### Task goal:
The records below need retyping in full; give them again exactly.

---+---

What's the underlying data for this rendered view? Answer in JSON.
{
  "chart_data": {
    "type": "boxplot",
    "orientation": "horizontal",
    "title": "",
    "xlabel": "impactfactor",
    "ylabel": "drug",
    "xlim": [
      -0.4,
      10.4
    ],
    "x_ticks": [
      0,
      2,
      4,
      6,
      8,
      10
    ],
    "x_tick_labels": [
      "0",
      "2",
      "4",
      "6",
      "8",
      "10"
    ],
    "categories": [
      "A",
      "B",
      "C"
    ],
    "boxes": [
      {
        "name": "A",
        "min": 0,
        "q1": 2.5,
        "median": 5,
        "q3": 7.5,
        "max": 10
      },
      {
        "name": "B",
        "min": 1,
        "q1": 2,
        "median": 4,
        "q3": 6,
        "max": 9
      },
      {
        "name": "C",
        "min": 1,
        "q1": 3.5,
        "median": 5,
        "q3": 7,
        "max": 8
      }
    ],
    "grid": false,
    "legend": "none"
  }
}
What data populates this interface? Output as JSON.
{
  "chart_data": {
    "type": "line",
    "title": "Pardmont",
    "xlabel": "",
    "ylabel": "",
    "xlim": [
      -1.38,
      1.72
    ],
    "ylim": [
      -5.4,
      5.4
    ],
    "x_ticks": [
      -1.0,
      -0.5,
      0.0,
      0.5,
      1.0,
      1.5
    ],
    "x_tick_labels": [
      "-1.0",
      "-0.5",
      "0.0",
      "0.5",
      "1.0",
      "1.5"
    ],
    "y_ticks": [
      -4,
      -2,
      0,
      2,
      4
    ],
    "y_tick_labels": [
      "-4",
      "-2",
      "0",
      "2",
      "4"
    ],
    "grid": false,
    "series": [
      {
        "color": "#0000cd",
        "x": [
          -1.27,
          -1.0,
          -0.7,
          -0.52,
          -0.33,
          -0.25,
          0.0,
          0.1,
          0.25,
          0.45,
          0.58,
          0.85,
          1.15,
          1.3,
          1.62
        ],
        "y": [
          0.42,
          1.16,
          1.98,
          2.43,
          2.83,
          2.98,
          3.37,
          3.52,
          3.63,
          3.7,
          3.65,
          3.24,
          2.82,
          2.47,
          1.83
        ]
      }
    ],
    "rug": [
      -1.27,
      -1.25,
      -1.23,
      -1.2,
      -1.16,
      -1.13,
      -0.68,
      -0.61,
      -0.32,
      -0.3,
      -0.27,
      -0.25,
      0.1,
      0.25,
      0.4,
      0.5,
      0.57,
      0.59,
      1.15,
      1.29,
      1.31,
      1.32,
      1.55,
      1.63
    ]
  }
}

---+---

### Correct response:
What's the underlying data for this rendered view? Answer in JSON.
{
  "chart_data": {
    "type": "boxplot",
    "orientation": "horizontal",
    "title": "",
    "xlabel": "impactfactor",
    "ylabel": "drug",
    "xlim": [
      -0.4,
      10.4
    ],
    "x_ticks": [
      0,
      2,
      4,
      6,
      8,
      10
    ],
    "x_tick_labels": [
      "0",
      "2",
      "4",
      "6",
      "8",
      "10"
    ],
    "categories": [
      "A",
      "B",
      "C"
    ],
    "boxes": [
      {
        "name": "A",
        "min": 0,
        "q1": 2.5,
        "median": 5,
        "q3": 7.5,
        "max": 10
      },
      {
        "name": "B",
        "min": 1,
        "q1": 2,
        "median": 4,
        "q3": 6,
        "max": 9
      },
      {
        "name": "C",
        "min": 1,
        "q1": 3.5,
        "median": 5,
        "q3": 7,
        "max": 8
      }
    ],
    "grid": false,
    "legend": "none"
  }
}
What data populates this interface? Output as JSON.
{
  "chart_data": {
    "type": "line",
    "title": "Pardmont",
    "xlabel": "",
    "ylabel": "",
    "xlim": [
      -1.38,
      1.72
    ],
    "ylim": [
      -5.4,
      5.4
    ],
    "x_ticks": [
      -1.0,
      -0.5,
      0.0,
      0.5,
      1.0,
      1.5
    ],
    "x_tick_labels": [
      "-1.0",
      "-0.5",
      "0.0",
      "0.5",
      "1.0",
      "1.5"
    ],
    "y_ticks": [
      -4,
      -2,
      0,
      2,
      4
    ],
    "y_tick_labels": [
      "-4",
      "-2",
      "0",
      "2",
      "4"
    ],
    "grid": false,
    "series": [
      {
        "color": "#0000cd",
        "x": [
          -1.27,
          -1.0,
          -0.7,
          -0.52,
          -0.33,
          -0.25,
          0.0,
          0.1,
          0.25,
          0.45,
          0.58,
          0.85,
          1.15,
          1.3,
          1.62
        ],
        "y": [
          0.42,
          1.16,
          1.98,
          2.43,
          2.83,
          2.98,
          3.37,
          3.52,
          3.63,
          3.7,
          3.65,
          3.24,
          2.82,
          2.47,
          1.83
        ]
      }
    ],
    "rug": [
      -1.27,
      -1.25,
      -1.23,
      -1.2,
      -1.16,
      -1.13,
      -0.68,
      -0.61,
      -0.32,
      -0.3,
      -0.27,
      -0.25,
      0.1,
      0.25,
      0.4,
      0.5,
      0.57,
      0.59,
      1.15,
      1.29,
      1.31,
      1.32,
      1.55,
      1.63
    ]
  }
}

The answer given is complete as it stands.